◆ PROBLEM TO SOLVE ◆
In the entries that follow, identify the line containing "What's the underlying" and return it together with all later lines, exactly as they appear.

◆ PROVIDED RECORDS ◆
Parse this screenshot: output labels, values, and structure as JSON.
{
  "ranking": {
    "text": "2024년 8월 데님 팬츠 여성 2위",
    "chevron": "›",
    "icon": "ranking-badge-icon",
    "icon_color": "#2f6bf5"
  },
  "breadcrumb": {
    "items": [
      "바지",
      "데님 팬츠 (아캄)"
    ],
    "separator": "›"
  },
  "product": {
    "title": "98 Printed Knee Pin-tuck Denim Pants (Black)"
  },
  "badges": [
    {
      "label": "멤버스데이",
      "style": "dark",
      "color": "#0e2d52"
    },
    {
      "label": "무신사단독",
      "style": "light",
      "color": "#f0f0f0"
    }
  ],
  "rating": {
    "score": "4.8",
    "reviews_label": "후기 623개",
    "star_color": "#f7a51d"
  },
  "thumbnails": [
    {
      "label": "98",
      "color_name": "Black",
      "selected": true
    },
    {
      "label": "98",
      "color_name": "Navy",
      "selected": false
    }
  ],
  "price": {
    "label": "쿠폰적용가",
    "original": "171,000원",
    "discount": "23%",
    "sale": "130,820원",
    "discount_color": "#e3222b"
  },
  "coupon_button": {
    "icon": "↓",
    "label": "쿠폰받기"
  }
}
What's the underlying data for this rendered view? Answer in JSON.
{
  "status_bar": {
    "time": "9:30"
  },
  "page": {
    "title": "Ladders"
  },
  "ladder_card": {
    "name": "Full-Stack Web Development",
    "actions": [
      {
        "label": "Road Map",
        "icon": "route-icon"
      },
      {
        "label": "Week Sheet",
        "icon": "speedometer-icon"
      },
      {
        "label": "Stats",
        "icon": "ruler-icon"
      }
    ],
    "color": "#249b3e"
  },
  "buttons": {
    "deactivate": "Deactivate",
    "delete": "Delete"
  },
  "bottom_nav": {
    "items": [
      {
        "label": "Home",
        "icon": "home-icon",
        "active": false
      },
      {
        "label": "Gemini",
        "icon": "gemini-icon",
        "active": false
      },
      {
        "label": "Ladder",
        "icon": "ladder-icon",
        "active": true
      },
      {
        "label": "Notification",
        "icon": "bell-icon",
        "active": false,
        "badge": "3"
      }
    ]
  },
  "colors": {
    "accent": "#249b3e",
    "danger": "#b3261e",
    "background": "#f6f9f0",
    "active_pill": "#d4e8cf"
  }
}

◆ ANSWER ◆
What's the underlying data for this rendered view? Answer in JSON.
{
  "status_bar": {
    "time": "9:30"
  },
  "page": {
    "title": "Ladders"
  },
  "ladder_card": {
    "name": "Full-Stack Web Development",
    "actions": [
      {
        "label": "Road Map",
        "icon": "route-icon"
      },
      {
        "label": "Week Sheet",
        "icon": "speedometer-icon"
      },
      {
        "label": "Stats",
        "icon": "ruler-icon"
      }
    ],
    "color": "#249b3e"
  },
  "buttons": {
    "deactivate": "Deactivate",
    "delete": "Delete"
  },
  "bottom_nav": {
    "items": [
      {
        "label": "Home",
        "icon": "home-icon",
        "active": false
      },
      {
        "label": "Gemini",
        "icon": "gemini-icon",
        "active": false
      },
      {
        "label": "Ladder",
        "icon": "ladder-icon",
        "active": true
      },
      {
        "label": "Notification",
        "icon": "bell-icon",
        "active": false,
        "badge": "3"
      }
    ]
  },
  "colors": {
    "accent": "#249b3e",
    "danger": "#b3261e",
    "background": "#f6f9f0",
    "active_pill": "#d4e8cf"
  }
}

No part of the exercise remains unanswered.